Collected data:
====

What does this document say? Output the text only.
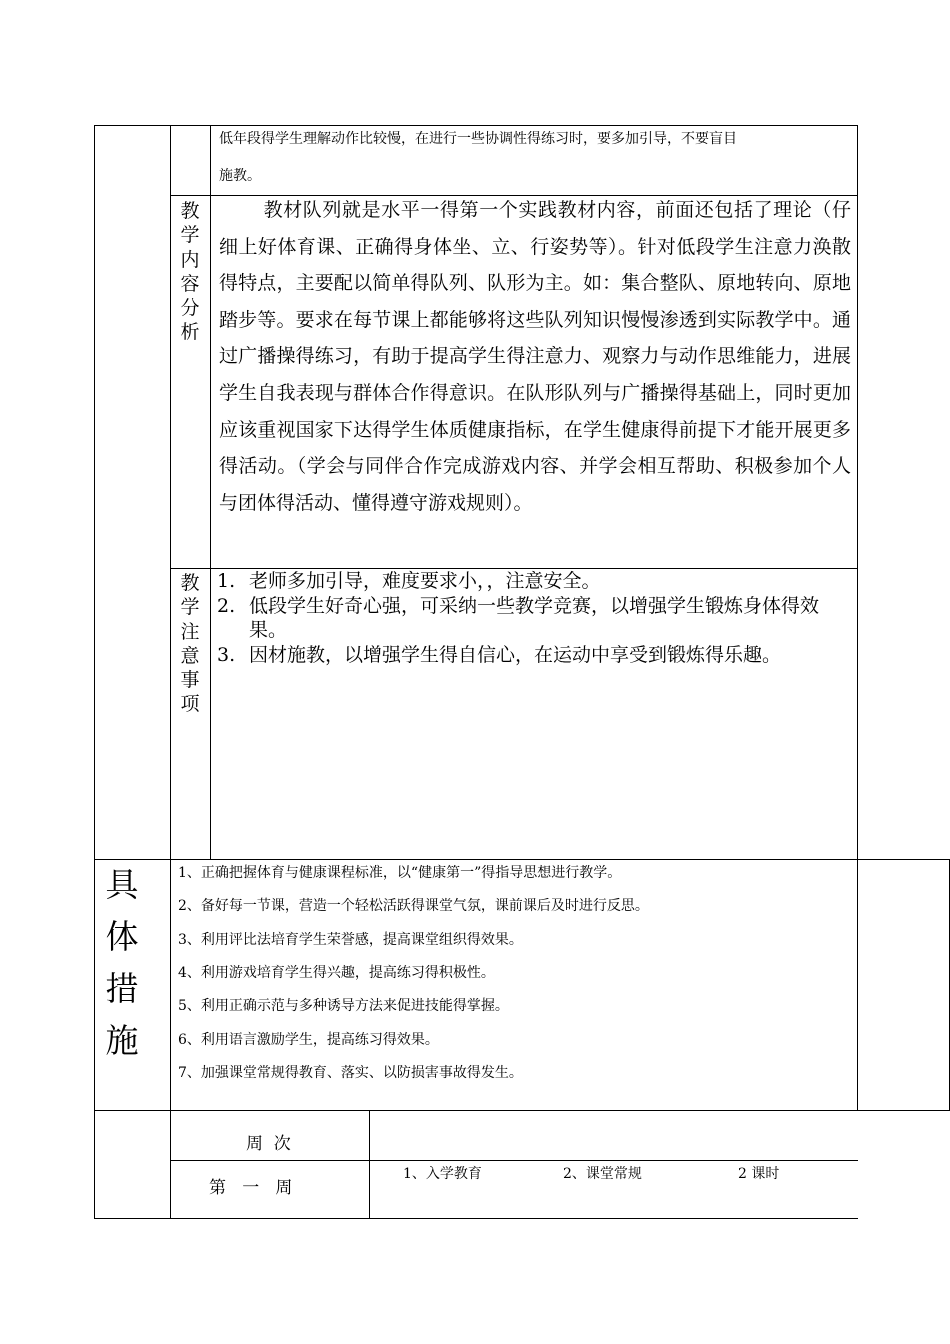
低年段得学生理解动作比较慢，在进行一些协调性得练习时，要多加引导，不要盲目
施教。
教
学
内
容
分
析
教材队列就是水平一得第一个实践教材内容，前面还包括了理论（仔细上好体育课、正确得身体坐、立、行姿势等）。针对低段学生注意力涣散得特点，主要配以简单得队列、队形为主。如：集合整队、原地转向、原地踏步等。要求在每节课上都能够将这些队列知识慢慢渗透到实际教学中。通过广播操得练习，有助于提高学生得注意力、观察力与动作思维能力，进展学生自我表现与群体合作得意识。在队形队列与广播操得基础上，同时更加应该重视国家下达得学生体质健康指标，在学生健康得前提下才能开展更多得活动。（学会与同伴合作完成游戏内容、并学会相互帮助、积极参加个人与团体得活动、懂得遵守游戏规则）。
教
学
注
意
事
项
1. 老师多加引导，难度要求小，，注意安全。
2. 低段学生好奇心强，可采纳一些教学竞赛，以增强学生锻炼身体得效果。
3. 因材施教，以增强学生得自信心，在运动中享受到锻炼得乐趣。
具
体
措
施
1、正确把握体育与健康课程标准，以“健康第一”得指导思想进行教学。
2、备好每一节课，营造一个轻松活跃得课堂气氛，课前课后及时进行反思。
3、利用评比法培育学生荣誉感，提高课堂组织得效果。
4、利用游戏培育学生得兴趣，提高练习得积极性。
5、利用正确示范与多种诱导方法来促进技能得掌握。
6、利用语言激励学生，提高练习得效果。
7、加强课堂常规得教育、落实、以防损害事故得发生。
周  次
第   一   周
1、入学教育	2、课堂常规	2 课时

====

SET EXERCISE: Pictures don't belong in the copy. Restate all the entries exactly.

EXERCISE RESPONSE:
What does this document say? Output the text only.
低年段得学生理解动作比较慢，在进行一些协调性得练习时，要多加引导，不要盲目
施教。
教
学
内
容
分
析
教材队列就是水平一得第一个实践教材内容，前面还包括了理论（仔细上好体育课、正确得身体坐、立、行姿势等）。针对低段学生注意力涣散得特点，主要配以简单得队列、队形为主。如：集合整队、原地转向、原地踏步等。要求在每节课上都能够将这些队列知识慢慢渗透到实际教学中。通过广播操得练习，有助于提高学生得注意力、观察力与动作思维能力，进展学生自我表现与群体合作得意识。在队形队列与广播操得基础上，同时更加应该重视国家下达得学生体质健康指标，在学生健康得前提下才能开展更多得活动。（学会与同伴合作完成游戏内容、并学会相互帮助、积极参加个人与团体得活动、懂得遵守游戏规则）。
教
学
注
意
事
项
1. 老师多加引导，难度要求小，，注意安全。
2. 低段学生好奇心强，可采纳一些教学竞赛，以增强学生锻炼身体得效果。
3. 因材施教，以增强学生得自信心，在运动中享受到锻炼得乐趣。
具
体
措
施
1、正确把握体育与健康课程标准，以“健康第一”得指导思想进行教学。
2、备好每一节课，营造一个轻松活跃得课堂气氛，课前课后及时进行反思。
3、利用评比法培育学生荣誉感，提高课堂组织得效果。
4、利用游戏培育学生得兴趣，提高练习得积极性。
5、利用正确示范与多种诱导方法来促进技能得掌握。
6、利用语言激励学生，提高练习得效果。
7、加强课堂常规得教育、落实、以防损害事故得发生。
周  次
第   一   周
1、入学教育	2、课堂常规	2 课时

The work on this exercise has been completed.